*Exercise goal*.
Quote every line below exactly and skip any picture.

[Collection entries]
* * *

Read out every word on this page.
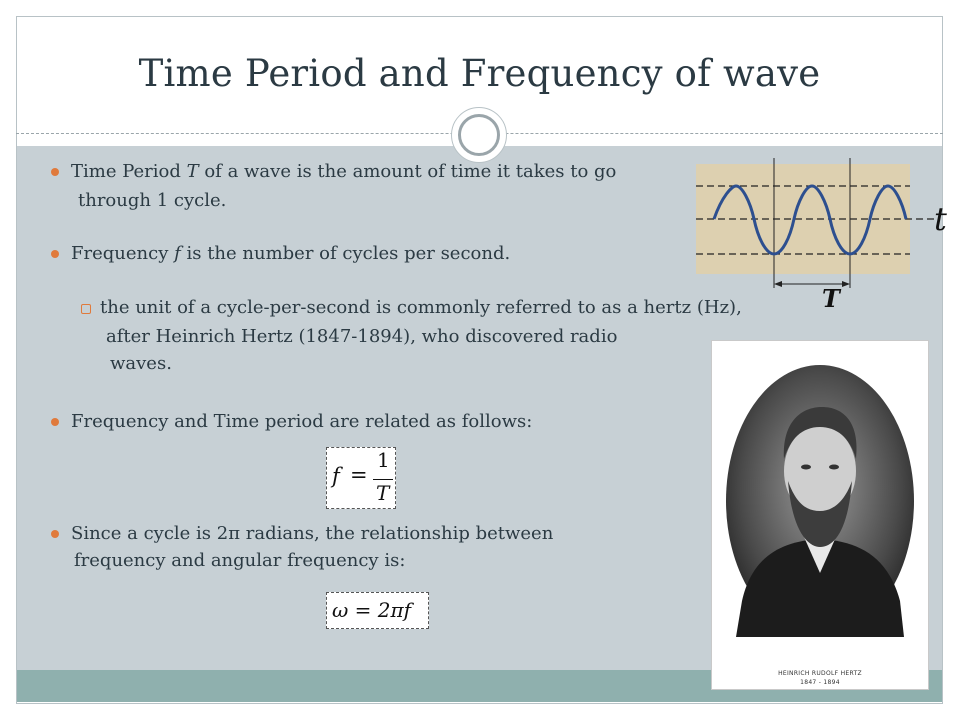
Time Period and Frequency of wave
Time Period T of a wave is the amount of time it takes to go
through 1 cycle.
Frequency f is the number of cycles per second.
the unit of a cycle-per-second is commonly referred to as a hertz (Hz),
after Heinrich Hertz (1847-1894), who discovered radio
waves.
Frequency and Time period are related as follows:
f =
1
T
Since a cycle is 2π radians, the relationship between
frequency and angular frequency is:
ω = 2πf
t
T
HEINRICH RUDOLF HERTZ
1847 - 1894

* * *

*Result*.
Read out every word on this page.
Time Period and Frequency of wave
Time Period T of a wave is the amount of time it takes to go
through 1 cycle.
Frequency f is the number of cycles per second.
the unit of a cycle-per-second is commonly referred to as a hertz (Hz),
after Heinrich Hertz (1847-1894), who discovered radio
waves.
Frequency and Time period are related as follows:
f =
1
T
Since a cycle is 2π radians, the relationship between
frequency and angular frequency is:
ω = 2πf
t
T
HEINRICH RUDOLF HERTZ
1847 - 1894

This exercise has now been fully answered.